▶ _Stated goal_:
Of the lines in the records that follow, how many include the word "team"? Answer with a bare number.

____________

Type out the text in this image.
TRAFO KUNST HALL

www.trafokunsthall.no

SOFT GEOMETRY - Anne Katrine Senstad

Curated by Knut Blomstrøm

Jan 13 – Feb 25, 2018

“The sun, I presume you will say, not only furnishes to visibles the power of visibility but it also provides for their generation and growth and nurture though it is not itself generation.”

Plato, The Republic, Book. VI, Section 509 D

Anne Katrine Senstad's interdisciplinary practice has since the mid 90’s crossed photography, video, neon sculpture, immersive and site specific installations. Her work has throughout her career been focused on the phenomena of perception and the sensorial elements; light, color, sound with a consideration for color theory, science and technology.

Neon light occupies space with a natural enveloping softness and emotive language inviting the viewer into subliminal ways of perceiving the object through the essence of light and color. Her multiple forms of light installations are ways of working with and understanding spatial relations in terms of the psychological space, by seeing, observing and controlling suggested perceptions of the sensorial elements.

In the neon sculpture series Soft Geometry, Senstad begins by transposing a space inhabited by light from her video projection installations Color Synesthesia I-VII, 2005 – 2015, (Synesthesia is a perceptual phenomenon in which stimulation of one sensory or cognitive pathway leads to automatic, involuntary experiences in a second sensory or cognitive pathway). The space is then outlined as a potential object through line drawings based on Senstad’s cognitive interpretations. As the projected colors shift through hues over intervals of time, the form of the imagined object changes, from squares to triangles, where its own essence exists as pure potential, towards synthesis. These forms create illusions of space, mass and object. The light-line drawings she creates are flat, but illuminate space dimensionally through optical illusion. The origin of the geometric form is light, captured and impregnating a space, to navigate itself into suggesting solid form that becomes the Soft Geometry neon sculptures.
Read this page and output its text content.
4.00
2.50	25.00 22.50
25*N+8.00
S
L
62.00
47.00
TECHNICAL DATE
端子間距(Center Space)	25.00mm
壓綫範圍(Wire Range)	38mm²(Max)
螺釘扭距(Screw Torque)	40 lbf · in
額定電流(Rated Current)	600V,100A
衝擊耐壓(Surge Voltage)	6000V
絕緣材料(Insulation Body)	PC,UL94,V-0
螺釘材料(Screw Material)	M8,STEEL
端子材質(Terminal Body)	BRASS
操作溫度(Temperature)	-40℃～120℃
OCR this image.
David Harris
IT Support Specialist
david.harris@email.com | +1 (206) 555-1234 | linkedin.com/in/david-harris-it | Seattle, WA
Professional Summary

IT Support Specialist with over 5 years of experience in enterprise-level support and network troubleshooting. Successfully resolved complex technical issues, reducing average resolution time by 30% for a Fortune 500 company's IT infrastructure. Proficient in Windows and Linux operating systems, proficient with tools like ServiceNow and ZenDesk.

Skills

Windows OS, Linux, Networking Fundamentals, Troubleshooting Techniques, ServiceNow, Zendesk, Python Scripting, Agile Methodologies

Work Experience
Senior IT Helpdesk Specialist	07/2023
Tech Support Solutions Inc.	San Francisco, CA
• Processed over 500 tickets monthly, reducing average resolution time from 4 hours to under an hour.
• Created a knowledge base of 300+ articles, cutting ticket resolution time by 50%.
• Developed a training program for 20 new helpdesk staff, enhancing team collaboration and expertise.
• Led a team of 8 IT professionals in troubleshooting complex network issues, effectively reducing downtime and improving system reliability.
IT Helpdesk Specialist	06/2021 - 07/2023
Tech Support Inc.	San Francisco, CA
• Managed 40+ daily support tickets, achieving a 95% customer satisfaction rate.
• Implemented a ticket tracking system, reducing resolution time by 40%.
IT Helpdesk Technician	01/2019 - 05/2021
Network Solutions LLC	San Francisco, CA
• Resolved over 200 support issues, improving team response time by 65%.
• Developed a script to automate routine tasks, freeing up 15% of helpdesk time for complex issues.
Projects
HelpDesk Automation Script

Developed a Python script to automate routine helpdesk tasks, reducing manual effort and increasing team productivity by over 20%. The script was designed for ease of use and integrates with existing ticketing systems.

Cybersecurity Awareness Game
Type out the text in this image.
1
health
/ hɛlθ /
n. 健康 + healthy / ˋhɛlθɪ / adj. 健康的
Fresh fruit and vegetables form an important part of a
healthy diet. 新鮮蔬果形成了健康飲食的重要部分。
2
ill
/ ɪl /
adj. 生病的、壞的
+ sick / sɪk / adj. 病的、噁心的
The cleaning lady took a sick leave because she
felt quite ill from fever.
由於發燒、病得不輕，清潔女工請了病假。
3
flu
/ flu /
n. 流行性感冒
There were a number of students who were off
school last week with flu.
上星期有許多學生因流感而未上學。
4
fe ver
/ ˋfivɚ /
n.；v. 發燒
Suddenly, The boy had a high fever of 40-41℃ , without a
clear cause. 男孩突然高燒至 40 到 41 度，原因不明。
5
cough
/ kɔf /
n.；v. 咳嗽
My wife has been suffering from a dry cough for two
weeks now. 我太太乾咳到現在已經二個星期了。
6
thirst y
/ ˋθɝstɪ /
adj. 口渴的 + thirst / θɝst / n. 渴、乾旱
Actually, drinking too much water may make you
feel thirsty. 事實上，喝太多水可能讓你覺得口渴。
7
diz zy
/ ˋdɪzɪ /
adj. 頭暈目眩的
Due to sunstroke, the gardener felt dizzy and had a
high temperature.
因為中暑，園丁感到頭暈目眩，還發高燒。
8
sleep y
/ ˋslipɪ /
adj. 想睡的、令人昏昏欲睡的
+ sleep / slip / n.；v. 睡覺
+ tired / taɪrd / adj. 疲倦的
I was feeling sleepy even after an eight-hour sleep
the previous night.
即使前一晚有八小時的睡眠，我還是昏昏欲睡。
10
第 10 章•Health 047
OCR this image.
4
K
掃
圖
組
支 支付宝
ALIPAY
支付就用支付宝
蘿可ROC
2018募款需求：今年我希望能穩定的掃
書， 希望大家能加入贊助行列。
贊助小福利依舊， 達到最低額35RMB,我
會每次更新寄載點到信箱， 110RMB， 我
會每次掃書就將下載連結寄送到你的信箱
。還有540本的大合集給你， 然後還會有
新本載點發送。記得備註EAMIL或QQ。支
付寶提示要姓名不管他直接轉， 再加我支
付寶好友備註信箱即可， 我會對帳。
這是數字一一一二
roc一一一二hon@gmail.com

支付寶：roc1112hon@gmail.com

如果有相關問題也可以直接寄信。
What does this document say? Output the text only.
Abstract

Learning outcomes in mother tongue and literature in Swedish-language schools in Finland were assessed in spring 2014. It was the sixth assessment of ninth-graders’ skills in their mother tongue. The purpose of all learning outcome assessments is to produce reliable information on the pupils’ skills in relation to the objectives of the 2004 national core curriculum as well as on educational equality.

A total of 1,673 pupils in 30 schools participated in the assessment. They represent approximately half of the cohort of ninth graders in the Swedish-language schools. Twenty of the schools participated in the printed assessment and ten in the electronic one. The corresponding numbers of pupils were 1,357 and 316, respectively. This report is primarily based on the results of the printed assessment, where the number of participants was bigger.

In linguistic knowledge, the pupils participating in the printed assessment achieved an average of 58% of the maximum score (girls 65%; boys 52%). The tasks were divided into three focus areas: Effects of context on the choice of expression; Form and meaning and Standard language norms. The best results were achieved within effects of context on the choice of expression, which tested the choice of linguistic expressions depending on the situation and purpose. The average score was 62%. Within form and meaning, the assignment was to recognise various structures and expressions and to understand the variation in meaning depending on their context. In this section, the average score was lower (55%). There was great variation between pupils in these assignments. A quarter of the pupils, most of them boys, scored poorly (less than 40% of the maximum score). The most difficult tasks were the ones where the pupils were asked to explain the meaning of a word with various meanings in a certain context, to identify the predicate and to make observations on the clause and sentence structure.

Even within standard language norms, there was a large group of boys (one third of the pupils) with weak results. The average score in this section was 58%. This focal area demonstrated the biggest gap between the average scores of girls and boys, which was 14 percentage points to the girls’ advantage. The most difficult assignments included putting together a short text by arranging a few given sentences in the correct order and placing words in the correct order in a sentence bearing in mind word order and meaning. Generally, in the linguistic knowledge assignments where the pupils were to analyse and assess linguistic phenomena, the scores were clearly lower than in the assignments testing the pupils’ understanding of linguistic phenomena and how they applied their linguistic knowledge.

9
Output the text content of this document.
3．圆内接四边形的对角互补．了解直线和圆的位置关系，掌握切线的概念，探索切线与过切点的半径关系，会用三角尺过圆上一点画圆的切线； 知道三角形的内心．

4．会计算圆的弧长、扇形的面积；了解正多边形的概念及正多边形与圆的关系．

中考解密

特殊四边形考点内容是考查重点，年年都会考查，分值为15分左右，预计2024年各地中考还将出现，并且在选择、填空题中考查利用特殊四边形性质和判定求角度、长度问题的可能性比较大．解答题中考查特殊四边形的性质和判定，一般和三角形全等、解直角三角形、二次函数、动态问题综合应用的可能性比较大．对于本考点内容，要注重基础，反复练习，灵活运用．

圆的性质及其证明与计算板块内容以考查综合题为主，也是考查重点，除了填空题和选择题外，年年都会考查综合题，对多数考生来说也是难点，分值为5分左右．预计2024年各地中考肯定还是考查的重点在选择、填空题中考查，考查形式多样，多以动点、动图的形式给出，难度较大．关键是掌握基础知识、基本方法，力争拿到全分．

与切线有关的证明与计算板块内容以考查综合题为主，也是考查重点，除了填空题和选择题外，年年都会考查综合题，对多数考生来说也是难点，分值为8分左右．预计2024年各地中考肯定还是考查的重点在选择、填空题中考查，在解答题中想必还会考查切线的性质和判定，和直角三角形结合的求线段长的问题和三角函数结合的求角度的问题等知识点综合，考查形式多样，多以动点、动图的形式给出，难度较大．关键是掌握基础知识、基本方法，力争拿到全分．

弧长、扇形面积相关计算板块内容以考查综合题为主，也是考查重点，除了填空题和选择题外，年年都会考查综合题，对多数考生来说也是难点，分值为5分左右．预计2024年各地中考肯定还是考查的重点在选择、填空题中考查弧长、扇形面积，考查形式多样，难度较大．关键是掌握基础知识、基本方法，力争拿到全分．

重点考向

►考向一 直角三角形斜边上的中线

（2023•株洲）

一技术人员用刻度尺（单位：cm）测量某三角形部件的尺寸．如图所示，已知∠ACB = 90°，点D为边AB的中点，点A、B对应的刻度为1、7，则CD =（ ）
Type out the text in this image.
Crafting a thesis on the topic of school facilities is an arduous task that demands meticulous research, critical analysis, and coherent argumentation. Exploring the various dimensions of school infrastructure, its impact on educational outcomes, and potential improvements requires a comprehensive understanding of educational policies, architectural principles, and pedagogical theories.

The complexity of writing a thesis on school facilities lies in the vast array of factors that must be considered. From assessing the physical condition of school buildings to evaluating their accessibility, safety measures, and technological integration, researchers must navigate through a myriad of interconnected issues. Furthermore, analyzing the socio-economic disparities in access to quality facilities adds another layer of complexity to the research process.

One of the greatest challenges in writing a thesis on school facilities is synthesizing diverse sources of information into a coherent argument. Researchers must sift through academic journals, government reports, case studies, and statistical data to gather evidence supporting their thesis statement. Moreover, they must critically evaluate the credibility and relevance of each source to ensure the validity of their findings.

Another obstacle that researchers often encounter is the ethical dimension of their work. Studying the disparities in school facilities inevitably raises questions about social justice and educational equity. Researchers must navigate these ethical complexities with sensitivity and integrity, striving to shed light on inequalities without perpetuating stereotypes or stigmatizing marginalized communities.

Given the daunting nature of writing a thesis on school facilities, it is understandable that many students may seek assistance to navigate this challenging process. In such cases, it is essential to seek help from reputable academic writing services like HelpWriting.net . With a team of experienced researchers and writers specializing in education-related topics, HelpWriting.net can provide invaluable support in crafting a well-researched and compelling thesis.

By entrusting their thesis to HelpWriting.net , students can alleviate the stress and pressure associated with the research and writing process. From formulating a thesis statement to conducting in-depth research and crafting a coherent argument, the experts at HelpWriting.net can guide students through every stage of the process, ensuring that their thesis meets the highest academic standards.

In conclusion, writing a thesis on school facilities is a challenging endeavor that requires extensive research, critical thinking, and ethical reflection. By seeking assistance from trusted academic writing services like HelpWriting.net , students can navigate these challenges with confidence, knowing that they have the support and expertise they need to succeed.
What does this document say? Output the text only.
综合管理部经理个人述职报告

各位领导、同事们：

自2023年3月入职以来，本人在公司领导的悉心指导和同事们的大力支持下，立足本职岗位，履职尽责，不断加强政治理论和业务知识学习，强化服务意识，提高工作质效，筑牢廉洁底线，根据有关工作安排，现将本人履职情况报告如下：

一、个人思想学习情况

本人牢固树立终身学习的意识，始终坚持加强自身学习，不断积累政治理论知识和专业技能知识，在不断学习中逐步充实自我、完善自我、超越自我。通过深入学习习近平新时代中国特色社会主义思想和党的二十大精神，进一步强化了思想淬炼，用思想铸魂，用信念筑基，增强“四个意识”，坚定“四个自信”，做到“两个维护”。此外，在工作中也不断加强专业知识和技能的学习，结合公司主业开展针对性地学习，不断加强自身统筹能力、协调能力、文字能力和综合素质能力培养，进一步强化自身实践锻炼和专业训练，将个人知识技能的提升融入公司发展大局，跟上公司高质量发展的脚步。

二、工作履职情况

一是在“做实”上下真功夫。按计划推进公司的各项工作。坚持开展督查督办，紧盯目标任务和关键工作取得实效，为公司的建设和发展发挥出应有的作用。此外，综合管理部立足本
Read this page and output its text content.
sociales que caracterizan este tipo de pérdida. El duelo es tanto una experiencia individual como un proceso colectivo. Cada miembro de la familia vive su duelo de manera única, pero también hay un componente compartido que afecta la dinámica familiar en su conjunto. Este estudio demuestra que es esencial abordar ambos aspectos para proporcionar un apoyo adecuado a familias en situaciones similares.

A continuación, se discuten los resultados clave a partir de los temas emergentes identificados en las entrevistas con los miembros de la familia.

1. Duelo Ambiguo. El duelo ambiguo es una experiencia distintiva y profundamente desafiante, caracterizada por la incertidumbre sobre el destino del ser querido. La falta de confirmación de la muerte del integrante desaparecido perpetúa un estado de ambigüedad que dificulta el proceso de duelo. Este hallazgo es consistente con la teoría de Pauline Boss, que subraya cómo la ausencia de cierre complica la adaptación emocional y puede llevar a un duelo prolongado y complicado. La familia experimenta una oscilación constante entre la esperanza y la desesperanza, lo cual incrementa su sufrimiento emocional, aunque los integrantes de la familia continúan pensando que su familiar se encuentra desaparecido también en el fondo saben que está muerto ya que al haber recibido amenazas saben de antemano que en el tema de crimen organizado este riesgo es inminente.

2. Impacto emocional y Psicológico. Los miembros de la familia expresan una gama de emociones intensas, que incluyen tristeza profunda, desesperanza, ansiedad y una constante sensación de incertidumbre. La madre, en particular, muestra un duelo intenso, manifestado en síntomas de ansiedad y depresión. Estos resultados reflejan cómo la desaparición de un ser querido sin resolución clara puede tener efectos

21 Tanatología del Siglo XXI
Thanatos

____________

▶ _Exercise answer_:
5